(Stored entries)

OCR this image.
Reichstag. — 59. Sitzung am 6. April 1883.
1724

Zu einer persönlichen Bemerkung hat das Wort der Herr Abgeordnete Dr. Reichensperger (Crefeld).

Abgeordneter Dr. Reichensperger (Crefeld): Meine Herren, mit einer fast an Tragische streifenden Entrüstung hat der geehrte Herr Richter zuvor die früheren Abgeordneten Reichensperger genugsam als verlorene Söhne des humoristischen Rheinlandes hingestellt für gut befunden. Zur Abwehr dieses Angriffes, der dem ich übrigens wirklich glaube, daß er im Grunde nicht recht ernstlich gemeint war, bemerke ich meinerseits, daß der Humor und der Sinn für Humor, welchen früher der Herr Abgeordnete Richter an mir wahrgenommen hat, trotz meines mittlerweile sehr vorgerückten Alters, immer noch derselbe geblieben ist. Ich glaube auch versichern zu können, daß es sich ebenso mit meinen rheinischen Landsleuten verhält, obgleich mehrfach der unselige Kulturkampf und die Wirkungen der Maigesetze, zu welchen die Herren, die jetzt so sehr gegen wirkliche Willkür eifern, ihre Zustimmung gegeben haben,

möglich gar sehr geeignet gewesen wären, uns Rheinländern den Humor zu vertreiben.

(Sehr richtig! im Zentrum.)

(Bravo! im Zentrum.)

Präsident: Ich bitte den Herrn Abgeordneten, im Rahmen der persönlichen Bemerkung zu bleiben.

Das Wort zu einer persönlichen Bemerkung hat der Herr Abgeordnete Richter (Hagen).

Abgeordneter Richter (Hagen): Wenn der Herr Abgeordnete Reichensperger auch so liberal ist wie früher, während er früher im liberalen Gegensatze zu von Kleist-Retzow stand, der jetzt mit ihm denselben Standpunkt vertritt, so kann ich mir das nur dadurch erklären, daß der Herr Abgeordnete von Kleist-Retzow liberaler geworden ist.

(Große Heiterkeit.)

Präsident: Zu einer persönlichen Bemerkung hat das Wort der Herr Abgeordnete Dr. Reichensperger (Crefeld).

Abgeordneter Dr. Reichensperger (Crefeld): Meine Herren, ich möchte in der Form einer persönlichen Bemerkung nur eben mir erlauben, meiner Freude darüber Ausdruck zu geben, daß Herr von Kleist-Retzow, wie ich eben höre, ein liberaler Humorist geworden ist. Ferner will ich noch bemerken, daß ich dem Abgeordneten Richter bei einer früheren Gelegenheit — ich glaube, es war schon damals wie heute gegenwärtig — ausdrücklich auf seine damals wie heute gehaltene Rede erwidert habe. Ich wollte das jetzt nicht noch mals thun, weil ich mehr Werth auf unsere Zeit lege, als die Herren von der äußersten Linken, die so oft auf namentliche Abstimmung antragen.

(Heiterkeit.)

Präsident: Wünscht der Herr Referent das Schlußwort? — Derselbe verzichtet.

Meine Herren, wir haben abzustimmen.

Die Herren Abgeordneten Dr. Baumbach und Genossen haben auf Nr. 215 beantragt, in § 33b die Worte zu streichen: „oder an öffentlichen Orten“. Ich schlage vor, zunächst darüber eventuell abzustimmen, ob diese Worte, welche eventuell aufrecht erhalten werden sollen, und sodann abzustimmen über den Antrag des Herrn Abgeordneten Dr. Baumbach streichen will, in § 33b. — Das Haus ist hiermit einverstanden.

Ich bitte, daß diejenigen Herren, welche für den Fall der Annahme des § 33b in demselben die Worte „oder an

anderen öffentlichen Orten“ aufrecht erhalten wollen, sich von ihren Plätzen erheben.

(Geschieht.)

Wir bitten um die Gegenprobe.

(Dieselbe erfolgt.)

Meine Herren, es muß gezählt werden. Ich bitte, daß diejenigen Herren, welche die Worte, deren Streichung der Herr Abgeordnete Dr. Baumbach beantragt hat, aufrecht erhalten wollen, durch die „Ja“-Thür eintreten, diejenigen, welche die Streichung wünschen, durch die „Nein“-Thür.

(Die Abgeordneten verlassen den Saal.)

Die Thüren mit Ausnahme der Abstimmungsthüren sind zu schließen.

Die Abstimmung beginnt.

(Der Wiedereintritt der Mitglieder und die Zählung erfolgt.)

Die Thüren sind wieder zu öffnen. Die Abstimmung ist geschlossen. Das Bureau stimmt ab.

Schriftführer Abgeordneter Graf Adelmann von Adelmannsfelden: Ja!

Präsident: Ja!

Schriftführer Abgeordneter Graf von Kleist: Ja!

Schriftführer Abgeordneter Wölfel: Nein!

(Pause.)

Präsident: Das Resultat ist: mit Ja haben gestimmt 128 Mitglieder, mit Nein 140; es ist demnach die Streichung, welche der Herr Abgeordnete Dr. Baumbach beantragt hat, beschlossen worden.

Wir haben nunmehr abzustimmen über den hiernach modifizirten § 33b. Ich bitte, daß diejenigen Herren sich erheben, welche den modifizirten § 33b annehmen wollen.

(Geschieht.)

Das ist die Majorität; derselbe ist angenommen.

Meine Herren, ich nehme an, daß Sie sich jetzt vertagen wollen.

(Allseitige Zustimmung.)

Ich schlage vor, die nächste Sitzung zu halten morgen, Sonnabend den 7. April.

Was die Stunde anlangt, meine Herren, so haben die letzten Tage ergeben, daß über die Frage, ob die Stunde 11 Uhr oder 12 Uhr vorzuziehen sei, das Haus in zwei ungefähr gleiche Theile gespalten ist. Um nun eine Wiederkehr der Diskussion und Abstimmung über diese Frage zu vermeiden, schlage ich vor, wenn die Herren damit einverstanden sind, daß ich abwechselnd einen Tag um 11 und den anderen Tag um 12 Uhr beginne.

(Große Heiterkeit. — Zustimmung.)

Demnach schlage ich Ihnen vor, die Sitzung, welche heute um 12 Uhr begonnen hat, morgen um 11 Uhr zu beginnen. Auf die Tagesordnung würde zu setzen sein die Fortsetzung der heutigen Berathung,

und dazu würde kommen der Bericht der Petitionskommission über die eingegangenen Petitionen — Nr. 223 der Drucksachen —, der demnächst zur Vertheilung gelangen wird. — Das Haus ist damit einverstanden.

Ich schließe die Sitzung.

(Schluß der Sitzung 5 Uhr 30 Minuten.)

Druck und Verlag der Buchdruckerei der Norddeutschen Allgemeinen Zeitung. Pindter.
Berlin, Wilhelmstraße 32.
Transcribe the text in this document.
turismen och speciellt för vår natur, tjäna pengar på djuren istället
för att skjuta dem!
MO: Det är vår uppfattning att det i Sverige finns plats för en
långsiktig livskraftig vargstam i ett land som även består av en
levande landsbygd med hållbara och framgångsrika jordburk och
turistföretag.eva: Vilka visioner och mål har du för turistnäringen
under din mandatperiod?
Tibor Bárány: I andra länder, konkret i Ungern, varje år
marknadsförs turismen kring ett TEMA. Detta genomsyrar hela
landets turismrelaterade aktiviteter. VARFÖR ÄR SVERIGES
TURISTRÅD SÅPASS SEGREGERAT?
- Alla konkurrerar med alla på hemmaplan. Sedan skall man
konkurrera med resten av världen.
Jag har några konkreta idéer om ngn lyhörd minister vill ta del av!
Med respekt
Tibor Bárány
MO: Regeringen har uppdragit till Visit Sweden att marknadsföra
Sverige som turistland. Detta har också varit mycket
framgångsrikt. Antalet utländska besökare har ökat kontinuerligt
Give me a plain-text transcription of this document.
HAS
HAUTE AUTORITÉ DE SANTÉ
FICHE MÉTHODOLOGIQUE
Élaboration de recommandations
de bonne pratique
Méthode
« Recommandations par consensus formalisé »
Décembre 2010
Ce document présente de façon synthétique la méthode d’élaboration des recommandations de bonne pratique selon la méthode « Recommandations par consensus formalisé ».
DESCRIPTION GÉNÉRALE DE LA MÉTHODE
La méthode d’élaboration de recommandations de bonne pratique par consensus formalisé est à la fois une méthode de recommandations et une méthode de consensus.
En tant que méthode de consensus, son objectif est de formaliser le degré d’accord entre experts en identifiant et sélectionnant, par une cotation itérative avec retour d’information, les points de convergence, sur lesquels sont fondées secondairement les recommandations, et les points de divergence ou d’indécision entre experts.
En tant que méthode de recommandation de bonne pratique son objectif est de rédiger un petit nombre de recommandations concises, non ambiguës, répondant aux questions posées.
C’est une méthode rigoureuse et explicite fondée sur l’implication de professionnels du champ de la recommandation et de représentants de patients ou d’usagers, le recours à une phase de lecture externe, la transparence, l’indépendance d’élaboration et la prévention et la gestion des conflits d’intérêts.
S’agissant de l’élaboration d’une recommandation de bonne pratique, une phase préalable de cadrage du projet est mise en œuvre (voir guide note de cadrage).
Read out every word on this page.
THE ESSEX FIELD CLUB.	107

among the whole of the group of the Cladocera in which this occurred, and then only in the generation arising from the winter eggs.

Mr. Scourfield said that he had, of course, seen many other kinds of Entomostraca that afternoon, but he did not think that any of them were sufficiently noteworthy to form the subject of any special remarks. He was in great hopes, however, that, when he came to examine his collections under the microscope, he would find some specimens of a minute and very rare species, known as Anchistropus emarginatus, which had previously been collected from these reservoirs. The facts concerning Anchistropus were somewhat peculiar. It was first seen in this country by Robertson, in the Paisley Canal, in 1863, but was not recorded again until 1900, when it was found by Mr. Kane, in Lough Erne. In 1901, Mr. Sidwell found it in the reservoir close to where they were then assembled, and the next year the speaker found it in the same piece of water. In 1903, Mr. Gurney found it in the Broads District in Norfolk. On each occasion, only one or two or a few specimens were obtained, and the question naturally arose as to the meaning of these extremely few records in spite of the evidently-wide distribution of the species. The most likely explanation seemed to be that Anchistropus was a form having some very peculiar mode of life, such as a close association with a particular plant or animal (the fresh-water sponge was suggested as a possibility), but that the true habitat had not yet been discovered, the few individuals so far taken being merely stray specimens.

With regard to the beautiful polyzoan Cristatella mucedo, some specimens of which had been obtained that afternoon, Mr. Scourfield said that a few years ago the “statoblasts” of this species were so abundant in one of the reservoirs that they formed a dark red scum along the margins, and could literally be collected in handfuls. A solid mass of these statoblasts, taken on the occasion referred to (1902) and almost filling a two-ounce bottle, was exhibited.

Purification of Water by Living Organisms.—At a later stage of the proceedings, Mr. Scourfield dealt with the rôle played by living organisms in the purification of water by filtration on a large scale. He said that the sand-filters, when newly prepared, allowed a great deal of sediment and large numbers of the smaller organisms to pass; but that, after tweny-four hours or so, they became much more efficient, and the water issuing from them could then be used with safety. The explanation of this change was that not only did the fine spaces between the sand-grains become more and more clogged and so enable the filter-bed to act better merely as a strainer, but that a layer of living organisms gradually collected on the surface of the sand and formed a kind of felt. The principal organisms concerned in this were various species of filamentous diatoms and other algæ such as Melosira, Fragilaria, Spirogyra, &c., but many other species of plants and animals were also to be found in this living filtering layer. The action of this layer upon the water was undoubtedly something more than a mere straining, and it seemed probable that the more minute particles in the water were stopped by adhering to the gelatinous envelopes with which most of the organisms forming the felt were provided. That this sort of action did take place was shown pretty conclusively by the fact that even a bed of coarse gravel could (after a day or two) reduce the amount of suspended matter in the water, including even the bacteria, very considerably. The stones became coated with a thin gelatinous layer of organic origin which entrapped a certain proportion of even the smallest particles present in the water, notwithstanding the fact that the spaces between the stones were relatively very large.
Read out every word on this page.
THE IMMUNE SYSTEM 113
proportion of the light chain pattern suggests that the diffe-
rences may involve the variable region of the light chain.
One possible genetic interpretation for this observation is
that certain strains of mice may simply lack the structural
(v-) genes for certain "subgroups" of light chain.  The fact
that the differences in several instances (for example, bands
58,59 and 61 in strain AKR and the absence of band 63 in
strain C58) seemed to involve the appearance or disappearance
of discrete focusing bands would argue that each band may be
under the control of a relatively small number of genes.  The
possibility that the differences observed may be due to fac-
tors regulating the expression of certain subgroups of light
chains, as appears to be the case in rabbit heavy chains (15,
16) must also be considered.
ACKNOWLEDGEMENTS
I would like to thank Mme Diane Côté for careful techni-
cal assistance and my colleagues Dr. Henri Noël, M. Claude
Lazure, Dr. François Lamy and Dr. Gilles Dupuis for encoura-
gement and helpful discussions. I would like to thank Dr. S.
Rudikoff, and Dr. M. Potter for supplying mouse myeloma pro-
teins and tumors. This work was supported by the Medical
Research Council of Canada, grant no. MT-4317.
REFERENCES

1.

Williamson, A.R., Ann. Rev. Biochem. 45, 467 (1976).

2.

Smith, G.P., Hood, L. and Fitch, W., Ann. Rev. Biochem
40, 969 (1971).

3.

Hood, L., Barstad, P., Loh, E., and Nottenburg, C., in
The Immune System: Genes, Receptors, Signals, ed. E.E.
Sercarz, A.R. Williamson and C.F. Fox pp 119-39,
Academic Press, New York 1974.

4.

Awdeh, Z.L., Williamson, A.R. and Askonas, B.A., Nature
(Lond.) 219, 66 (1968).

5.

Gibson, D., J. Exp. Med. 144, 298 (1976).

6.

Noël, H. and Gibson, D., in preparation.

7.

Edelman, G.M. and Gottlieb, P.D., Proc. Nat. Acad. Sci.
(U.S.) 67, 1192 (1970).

**EXERCISE**
Find every line in the records that holds the word "bands", then state the count alone.

**EXERCISE ANSWER**
2